* Exercise prompt *
Only the number is wanted: how many lines of these entries contain the word "Telecommunications"?

* Record extracts *
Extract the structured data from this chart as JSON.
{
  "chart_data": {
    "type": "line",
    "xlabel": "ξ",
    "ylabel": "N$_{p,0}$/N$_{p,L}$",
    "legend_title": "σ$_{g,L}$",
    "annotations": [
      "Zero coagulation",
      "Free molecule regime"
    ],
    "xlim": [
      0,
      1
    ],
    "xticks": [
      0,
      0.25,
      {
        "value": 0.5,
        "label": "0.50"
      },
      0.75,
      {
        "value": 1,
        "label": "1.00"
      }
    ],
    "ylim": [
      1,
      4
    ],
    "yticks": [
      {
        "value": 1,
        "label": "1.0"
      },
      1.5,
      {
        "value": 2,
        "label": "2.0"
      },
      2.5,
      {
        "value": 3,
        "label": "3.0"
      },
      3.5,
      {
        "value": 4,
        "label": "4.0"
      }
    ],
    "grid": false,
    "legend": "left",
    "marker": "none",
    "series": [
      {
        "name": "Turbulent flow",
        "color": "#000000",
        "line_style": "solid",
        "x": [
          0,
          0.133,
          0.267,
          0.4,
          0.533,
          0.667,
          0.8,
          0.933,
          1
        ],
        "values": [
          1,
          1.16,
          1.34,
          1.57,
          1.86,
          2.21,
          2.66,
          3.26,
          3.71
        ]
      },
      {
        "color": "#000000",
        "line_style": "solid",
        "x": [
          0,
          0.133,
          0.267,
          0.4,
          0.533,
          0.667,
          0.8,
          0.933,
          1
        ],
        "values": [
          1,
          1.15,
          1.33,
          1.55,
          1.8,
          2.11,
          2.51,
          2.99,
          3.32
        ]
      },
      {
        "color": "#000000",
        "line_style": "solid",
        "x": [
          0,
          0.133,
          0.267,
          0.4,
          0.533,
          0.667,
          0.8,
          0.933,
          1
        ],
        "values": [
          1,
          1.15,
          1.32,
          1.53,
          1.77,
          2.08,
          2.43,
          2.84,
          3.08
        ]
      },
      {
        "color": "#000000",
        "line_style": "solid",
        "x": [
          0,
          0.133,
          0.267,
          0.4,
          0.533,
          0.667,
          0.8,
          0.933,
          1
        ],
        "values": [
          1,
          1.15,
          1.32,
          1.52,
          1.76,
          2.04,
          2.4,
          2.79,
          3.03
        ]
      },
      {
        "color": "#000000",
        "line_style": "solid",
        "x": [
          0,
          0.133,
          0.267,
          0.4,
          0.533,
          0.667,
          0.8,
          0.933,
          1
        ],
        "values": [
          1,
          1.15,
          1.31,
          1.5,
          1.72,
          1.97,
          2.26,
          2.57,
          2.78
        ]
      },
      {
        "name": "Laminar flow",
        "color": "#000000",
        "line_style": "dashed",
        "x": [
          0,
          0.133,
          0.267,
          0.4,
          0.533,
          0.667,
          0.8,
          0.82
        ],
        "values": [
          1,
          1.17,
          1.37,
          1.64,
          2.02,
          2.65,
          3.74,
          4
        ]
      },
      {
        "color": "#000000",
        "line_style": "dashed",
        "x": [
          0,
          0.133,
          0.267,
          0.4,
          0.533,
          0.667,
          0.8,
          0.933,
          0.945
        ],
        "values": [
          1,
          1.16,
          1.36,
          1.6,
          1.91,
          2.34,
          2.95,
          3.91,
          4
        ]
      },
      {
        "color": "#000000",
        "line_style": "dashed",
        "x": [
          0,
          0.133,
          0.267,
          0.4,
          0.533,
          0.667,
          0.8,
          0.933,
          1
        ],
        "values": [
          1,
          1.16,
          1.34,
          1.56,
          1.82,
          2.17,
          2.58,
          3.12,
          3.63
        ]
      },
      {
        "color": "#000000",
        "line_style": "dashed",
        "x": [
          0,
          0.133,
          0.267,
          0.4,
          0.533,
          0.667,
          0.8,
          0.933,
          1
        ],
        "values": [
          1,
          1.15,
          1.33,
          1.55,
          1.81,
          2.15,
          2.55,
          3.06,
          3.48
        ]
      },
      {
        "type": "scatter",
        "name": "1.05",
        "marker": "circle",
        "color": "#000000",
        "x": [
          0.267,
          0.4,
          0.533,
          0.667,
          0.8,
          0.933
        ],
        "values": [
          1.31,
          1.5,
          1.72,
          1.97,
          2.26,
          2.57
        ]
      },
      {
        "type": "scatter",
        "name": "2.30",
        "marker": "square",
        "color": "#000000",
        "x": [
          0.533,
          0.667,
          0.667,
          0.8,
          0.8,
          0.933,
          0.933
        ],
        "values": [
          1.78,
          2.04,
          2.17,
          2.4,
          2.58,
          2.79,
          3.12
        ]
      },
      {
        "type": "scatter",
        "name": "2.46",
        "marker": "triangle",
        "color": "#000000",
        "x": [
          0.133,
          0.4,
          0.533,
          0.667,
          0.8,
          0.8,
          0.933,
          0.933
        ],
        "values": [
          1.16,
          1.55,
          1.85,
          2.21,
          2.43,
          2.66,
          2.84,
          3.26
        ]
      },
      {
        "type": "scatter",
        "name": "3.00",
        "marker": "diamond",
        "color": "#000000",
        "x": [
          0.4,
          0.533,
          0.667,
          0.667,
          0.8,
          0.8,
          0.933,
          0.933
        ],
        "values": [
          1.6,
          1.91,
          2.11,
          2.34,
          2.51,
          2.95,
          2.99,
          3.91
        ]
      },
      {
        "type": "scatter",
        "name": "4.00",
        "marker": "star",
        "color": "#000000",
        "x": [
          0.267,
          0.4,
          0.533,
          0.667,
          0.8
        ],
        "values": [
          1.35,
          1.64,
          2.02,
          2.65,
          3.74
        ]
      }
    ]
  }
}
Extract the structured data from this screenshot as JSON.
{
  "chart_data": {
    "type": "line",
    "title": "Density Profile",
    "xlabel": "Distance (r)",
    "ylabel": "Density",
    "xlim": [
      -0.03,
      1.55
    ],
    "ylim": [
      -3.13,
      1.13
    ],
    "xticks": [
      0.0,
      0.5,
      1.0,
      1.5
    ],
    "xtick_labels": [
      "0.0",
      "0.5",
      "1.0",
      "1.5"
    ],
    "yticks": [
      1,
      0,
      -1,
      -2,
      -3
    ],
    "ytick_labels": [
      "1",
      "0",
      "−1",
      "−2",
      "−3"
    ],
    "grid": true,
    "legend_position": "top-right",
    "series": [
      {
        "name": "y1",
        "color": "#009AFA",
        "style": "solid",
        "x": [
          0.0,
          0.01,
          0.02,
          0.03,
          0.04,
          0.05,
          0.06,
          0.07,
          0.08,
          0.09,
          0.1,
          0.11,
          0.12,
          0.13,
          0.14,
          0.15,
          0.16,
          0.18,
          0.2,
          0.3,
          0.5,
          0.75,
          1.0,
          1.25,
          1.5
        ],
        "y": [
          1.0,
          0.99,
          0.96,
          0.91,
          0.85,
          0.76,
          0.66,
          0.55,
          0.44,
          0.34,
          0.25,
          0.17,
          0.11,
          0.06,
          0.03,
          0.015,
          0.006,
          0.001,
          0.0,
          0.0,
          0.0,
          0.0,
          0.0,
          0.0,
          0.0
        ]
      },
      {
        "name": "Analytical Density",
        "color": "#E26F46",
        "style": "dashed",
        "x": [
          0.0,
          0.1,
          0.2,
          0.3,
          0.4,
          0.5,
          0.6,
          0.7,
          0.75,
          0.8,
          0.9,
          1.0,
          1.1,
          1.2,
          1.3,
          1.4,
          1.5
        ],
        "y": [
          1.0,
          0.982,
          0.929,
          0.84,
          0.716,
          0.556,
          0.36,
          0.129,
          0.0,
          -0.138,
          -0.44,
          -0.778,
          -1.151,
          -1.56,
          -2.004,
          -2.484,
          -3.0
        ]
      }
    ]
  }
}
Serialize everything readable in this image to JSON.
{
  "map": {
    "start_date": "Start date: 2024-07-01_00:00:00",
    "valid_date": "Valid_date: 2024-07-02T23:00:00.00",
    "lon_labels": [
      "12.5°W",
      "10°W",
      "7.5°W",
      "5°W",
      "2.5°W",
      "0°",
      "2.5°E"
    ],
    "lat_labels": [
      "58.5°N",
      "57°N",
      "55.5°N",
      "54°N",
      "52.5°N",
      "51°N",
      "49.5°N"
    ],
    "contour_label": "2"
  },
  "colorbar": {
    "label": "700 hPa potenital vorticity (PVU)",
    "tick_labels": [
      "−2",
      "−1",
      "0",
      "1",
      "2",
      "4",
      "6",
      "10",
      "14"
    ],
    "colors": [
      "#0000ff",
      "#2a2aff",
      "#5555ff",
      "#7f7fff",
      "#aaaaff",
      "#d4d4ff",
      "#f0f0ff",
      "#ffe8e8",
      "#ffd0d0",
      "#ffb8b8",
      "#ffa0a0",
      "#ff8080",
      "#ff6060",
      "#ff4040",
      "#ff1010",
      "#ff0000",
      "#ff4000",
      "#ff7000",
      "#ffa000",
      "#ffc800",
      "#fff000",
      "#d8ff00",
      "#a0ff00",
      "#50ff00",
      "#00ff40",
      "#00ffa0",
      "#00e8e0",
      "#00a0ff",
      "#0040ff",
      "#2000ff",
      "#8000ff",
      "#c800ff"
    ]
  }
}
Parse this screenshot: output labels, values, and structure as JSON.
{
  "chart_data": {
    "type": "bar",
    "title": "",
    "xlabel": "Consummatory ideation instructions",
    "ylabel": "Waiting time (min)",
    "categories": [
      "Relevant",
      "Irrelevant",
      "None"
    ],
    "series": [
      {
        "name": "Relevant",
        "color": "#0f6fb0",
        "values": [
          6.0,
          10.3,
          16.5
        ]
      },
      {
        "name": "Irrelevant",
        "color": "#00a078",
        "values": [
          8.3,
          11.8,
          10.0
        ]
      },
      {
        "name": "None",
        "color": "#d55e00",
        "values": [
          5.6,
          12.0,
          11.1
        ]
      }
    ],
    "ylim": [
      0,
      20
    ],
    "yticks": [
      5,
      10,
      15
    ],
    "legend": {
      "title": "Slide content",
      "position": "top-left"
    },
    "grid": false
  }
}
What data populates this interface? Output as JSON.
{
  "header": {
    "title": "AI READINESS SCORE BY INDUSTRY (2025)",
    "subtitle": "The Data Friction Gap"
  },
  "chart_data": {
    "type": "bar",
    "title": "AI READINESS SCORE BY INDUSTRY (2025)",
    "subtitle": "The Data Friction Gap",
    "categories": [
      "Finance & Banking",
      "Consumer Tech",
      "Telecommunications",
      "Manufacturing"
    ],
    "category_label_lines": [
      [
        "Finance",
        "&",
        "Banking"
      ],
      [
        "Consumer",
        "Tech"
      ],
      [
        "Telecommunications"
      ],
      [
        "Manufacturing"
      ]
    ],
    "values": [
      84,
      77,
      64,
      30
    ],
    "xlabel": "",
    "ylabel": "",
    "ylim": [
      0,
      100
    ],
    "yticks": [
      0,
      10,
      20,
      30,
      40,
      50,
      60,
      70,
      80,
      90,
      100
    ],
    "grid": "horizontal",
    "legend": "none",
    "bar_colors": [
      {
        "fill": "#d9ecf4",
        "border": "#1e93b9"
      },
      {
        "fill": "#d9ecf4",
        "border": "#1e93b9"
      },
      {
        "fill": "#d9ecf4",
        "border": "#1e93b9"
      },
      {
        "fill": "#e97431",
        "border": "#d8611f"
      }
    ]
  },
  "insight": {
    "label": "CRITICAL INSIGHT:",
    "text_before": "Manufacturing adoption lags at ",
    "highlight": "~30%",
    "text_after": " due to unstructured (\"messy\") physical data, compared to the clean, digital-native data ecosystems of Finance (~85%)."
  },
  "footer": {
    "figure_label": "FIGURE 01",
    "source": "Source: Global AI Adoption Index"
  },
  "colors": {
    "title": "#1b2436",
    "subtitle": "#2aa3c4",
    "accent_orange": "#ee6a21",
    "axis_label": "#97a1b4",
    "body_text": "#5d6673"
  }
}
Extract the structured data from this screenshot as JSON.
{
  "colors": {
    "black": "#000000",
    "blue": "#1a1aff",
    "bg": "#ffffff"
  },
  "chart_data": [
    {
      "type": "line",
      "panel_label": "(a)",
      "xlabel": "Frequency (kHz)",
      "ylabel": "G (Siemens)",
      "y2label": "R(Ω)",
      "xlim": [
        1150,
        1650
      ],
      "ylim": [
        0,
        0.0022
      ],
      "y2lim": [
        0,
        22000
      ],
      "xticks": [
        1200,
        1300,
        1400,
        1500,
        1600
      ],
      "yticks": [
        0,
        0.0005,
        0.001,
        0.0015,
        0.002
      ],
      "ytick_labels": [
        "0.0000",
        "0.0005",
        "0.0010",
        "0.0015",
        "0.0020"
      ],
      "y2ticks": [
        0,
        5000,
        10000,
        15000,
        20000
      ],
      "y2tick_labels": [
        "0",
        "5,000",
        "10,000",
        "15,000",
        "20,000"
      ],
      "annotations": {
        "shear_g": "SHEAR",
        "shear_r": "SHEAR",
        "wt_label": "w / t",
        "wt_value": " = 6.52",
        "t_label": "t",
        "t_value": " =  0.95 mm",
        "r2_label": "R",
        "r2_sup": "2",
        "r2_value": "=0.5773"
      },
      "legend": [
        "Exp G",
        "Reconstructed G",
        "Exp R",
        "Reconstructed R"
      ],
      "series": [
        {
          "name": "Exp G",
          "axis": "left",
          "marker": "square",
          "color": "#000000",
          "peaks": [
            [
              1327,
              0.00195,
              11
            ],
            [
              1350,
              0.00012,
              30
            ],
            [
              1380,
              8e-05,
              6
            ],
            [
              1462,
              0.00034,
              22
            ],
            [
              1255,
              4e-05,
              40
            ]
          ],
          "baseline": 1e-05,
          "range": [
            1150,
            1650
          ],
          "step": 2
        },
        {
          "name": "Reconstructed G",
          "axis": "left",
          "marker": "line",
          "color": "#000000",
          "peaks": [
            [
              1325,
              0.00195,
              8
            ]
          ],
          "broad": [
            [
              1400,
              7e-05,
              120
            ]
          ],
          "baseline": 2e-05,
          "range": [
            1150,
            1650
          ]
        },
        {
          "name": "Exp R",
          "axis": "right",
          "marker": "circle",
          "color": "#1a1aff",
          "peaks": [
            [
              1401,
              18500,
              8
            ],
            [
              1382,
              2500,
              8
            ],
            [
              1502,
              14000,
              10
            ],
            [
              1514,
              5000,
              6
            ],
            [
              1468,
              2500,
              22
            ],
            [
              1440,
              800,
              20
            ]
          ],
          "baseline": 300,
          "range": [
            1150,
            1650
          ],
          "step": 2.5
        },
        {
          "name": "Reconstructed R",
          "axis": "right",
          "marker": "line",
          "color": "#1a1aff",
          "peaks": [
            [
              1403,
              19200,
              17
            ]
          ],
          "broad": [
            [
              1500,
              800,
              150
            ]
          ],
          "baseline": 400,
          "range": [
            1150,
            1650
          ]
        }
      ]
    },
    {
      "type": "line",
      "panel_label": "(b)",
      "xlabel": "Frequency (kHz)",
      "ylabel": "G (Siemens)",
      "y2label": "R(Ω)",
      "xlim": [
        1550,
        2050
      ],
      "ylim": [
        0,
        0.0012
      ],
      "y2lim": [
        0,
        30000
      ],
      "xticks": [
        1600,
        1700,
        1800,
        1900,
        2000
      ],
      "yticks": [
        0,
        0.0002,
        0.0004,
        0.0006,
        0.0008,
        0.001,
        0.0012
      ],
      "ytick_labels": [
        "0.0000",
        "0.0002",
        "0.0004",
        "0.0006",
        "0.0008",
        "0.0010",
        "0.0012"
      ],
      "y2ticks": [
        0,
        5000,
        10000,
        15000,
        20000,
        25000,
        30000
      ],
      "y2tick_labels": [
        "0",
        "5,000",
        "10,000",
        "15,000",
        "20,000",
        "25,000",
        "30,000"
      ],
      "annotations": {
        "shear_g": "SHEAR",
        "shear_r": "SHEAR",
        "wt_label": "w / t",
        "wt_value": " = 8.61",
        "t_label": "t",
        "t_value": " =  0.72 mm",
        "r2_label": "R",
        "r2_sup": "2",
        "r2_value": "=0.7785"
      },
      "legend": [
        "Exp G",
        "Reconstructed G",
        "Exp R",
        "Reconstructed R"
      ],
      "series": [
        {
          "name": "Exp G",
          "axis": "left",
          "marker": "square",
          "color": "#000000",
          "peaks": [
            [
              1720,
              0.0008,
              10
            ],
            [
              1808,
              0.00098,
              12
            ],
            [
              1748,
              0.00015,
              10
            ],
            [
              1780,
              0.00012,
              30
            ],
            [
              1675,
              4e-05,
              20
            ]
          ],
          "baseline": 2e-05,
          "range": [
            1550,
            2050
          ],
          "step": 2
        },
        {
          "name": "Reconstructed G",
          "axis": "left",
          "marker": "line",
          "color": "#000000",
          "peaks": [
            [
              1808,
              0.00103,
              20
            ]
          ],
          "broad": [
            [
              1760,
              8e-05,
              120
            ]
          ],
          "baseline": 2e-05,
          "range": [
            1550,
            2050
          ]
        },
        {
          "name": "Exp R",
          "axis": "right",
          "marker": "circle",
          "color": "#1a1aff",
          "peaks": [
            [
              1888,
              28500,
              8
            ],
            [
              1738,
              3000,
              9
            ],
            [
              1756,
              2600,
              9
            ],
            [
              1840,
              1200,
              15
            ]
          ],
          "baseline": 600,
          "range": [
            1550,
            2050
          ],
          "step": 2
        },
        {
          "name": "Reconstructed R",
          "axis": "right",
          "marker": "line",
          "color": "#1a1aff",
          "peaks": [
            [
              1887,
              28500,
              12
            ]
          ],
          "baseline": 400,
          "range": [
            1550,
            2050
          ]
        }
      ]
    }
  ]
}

* Result *
2